▸ **Stored records**:
#####

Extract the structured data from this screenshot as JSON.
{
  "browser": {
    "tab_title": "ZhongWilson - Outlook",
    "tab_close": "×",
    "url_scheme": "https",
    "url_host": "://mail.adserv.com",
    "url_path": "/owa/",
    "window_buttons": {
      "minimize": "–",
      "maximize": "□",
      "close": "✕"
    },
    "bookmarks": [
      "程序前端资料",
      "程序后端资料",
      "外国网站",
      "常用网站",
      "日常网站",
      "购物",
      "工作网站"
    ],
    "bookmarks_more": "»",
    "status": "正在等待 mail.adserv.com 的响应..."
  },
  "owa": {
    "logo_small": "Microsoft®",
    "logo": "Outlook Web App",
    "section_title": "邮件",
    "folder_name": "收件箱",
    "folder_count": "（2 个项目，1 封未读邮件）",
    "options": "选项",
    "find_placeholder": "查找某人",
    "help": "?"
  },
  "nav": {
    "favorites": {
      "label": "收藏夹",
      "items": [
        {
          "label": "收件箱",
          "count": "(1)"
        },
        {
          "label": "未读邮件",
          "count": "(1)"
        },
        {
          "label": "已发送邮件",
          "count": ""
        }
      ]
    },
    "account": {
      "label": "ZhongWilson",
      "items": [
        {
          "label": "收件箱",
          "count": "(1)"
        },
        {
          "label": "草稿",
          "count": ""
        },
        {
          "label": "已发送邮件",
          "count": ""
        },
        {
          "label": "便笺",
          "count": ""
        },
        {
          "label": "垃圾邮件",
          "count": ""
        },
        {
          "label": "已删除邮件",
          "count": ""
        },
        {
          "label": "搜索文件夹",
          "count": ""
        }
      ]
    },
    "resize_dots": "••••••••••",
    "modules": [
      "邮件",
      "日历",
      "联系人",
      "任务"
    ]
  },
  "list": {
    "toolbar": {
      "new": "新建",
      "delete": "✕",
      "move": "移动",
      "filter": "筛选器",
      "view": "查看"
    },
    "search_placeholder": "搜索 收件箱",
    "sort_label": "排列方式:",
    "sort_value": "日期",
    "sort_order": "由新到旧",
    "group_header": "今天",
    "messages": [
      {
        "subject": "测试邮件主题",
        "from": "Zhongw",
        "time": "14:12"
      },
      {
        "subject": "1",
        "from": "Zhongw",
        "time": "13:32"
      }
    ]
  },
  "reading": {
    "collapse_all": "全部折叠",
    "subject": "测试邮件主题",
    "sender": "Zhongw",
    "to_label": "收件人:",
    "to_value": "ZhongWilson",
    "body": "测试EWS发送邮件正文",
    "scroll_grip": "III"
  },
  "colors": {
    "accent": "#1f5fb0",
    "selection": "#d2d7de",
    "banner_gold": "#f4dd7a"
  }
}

#####

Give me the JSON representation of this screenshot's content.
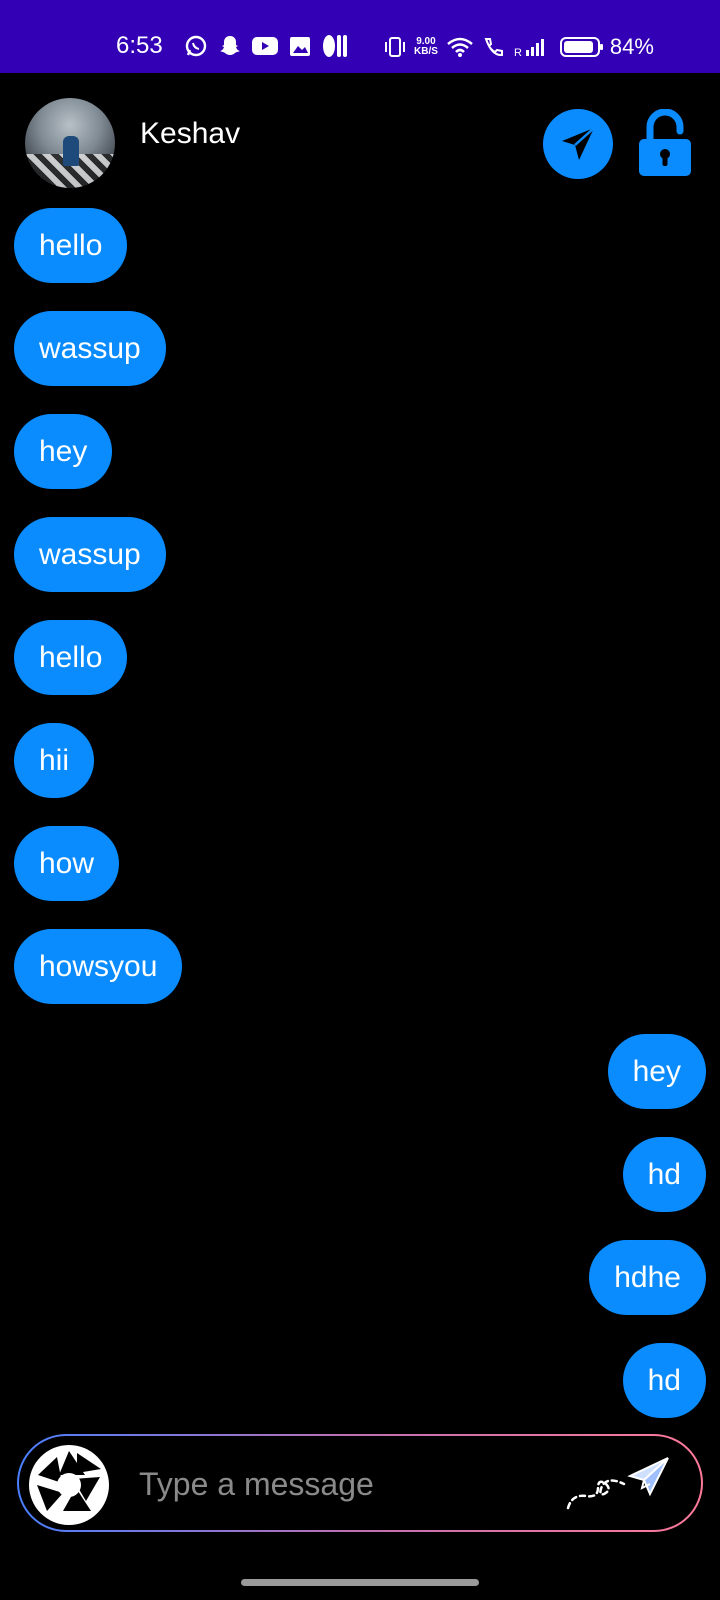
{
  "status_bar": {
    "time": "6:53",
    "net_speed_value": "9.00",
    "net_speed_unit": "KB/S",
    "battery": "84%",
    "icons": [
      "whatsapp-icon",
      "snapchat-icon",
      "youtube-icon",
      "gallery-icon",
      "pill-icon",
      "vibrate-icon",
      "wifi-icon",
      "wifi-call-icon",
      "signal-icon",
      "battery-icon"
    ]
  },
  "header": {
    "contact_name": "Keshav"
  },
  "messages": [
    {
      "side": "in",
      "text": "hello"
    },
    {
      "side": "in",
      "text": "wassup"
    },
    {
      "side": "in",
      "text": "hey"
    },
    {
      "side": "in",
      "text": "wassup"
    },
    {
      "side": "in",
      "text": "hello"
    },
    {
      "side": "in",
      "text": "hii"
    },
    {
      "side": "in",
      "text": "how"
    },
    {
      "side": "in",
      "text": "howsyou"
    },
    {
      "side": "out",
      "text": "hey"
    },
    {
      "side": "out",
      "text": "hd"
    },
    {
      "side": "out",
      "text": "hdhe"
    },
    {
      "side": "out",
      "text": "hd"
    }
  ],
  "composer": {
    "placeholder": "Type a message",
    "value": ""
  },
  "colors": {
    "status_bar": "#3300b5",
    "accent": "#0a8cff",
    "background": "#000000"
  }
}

#####

▸ **Work instructions**: In how many lines of the data does the string "screenshot" appear? Give only the number.

▸ **Solution for this exercise**: 2